SHORT TASK ▸
Print the data that follows exactly.
--- Begin ---
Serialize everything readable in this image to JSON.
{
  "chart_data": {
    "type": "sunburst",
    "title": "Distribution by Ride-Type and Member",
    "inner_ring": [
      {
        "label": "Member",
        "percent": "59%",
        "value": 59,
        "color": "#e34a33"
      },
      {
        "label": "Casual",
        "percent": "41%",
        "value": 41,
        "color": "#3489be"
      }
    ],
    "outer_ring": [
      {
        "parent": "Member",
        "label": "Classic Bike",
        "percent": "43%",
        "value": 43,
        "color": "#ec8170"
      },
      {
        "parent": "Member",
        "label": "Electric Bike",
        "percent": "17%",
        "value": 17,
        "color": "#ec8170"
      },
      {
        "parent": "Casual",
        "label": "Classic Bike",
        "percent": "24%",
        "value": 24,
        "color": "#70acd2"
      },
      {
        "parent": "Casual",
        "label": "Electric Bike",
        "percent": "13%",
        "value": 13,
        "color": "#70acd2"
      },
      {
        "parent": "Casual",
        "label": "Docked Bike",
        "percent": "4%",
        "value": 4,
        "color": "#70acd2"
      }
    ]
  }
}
--- End ---
CORRECT RESPONSE ▸
Serialize everything readable in this image to JSON.
{
  "chart_data": {
    "type": "sunburst",
    "title": "Distribution by Ride-Type and Member",
    "inner_ring": [
      {
        "label": "Member",
        "percent": "59%",
        "value": 59,
        "color": "#e34a33"
      },
      {
        "label": "Casual",
        "percent": "41%",
        "value": 41,
        "color": "#3489be"
      }
    ],
    "outer_ring": [
      {
        "parent": "Member",
        "label": "Classic Bike",
        "percent": "43%",
        "value": 43,
        "color": "#ec8170"
      },
      {
        "parent": "Member",
        "label": "Electric Bike",
        "percent": "17%",
        "value": 17,
        "color": "#ec8170"
      },
      {
        "parent": "Casual",
        "label": "Classic Bike",
        "percent": "24%",
        "value": 24,
        "color": "#70acd2"
      },
      {
        "parent": "Casual",
        "label": "Electric Bike",
        "percent": "13%",
        "value": 13,
        "color": "#70acd2"
      },
      {
        "parent": "Casual",
        "label": "Docked Bike",
        "percent": "4%",
        "value": 4,
        "color": "#70acd2"
      }
    ]
  }
}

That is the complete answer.